[DATASET RECORDS]:
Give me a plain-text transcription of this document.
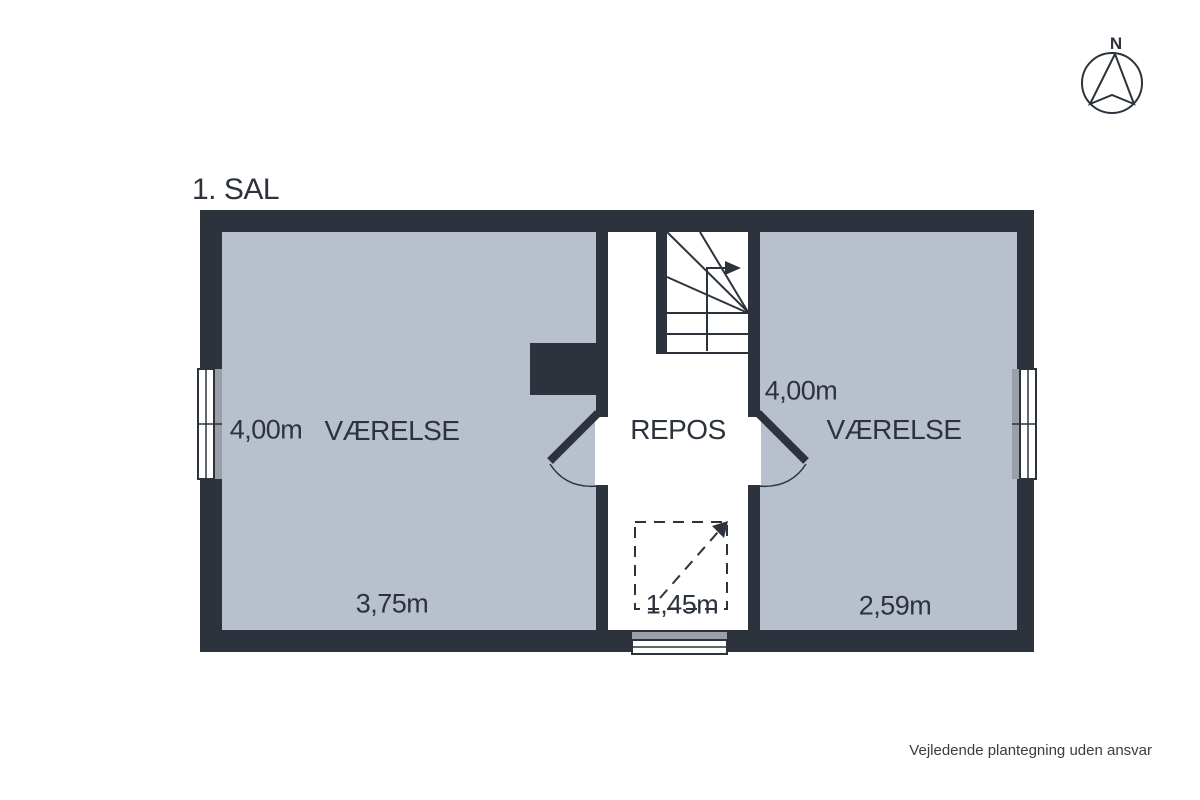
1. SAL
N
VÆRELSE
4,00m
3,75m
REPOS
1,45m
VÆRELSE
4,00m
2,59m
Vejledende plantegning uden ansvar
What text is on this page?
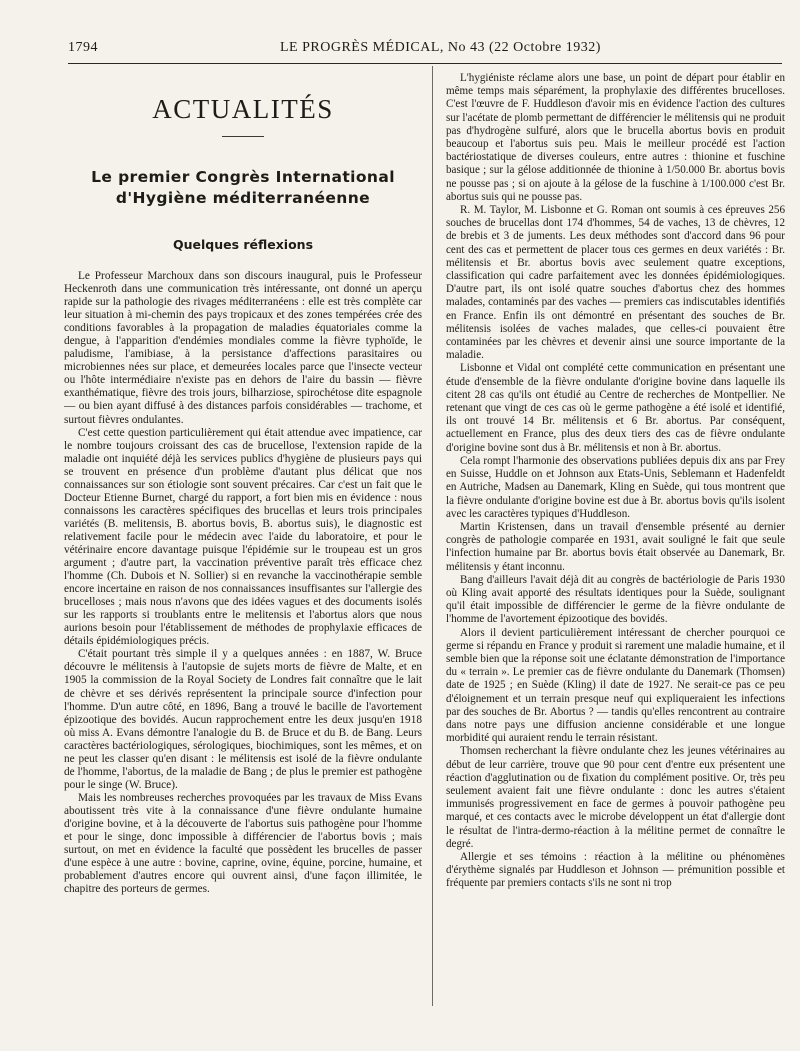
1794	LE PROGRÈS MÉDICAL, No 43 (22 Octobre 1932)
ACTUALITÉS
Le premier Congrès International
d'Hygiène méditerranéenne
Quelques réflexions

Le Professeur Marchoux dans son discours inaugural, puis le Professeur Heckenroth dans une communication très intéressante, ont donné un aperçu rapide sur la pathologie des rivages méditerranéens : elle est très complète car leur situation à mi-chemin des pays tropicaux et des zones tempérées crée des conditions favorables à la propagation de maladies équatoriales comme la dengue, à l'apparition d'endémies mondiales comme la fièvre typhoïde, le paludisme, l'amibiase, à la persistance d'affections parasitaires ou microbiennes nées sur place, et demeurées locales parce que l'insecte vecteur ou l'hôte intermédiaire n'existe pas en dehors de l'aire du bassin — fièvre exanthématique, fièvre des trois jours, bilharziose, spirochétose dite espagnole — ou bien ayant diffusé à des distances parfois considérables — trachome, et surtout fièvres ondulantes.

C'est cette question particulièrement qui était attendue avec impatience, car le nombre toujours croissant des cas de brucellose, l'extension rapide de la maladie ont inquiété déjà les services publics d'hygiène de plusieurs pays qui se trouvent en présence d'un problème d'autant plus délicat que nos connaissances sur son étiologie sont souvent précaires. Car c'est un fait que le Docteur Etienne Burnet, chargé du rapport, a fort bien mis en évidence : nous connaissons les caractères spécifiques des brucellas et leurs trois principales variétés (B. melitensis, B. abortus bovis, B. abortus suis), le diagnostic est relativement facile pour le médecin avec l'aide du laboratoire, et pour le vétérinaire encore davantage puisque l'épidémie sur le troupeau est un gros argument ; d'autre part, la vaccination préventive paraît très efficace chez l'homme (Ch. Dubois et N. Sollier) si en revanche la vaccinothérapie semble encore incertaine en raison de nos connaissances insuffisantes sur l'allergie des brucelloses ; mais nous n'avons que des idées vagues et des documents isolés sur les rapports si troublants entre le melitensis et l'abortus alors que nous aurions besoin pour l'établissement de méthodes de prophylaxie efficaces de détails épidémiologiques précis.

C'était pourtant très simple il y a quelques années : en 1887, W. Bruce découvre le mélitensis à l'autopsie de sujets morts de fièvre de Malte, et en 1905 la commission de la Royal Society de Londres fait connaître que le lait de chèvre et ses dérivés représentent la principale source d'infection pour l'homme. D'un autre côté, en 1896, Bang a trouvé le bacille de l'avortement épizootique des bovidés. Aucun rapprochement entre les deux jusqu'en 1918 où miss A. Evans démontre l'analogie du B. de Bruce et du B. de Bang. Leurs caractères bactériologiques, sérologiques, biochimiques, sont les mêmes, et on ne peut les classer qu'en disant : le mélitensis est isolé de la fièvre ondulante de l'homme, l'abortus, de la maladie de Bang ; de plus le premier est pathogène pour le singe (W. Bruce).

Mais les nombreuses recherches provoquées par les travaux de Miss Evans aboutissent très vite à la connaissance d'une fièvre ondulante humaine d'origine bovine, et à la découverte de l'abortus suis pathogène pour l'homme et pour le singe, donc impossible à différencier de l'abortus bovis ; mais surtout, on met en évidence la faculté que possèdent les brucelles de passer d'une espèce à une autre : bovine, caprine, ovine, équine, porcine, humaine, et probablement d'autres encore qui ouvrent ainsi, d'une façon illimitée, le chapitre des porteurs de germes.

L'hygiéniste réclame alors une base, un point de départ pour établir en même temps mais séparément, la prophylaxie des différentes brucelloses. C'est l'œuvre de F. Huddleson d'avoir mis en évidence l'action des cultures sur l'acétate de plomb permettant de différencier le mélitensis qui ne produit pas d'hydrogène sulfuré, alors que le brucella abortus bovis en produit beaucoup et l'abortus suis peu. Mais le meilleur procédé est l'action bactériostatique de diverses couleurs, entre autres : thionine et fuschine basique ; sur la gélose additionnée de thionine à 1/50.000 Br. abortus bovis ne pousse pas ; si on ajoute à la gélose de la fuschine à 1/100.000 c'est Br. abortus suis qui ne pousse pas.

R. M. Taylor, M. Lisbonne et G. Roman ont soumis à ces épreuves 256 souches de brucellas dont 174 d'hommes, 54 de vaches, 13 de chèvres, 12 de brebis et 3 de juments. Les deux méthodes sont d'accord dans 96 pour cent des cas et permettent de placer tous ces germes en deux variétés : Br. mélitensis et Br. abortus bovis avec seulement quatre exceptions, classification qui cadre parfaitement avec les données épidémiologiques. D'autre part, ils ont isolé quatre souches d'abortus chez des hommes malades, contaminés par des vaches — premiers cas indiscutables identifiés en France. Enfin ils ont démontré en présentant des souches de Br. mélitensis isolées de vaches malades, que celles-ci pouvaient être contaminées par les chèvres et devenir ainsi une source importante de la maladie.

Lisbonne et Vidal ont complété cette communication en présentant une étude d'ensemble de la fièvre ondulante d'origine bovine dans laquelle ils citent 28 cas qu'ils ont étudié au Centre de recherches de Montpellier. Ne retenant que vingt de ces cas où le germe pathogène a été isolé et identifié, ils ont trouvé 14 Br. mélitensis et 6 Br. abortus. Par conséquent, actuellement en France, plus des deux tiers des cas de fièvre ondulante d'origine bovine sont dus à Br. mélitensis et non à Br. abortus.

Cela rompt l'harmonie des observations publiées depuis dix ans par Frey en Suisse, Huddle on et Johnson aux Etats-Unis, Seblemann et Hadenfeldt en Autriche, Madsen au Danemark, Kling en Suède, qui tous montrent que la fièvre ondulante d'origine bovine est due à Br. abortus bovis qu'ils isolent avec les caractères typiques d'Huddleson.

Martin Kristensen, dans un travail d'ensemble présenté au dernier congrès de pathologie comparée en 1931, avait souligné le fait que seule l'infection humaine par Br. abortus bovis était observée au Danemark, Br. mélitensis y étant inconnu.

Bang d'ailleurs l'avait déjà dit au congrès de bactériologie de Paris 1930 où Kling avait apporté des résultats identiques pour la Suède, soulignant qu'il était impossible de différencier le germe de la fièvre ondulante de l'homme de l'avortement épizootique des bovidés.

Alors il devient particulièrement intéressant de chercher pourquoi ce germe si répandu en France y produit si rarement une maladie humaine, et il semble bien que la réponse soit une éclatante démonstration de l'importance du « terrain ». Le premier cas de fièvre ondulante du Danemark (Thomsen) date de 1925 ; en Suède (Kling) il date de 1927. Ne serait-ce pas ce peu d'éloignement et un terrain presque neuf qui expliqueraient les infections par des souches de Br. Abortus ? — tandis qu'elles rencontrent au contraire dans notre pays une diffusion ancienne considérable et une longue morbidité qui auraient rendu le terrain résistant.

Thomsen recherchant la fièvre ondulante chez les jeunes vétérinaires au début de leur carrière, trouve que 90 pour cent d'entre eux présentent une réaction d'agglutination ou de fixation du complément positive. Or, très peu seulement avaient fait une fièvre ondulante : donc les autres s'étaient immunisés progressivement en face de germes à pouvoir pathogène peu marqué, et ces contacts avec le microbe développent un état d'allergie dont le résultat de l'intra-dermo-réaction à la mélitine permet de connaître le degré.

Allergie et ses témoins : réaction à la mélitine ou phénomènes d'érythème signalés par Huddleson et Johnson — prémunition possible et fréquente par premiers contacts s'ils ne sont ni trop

[EXERCISE OBJECTIVE]:
Of the lines in the material above, state how many contain the string "this"; give no other text.

[EXPECTED ANSWER]:
2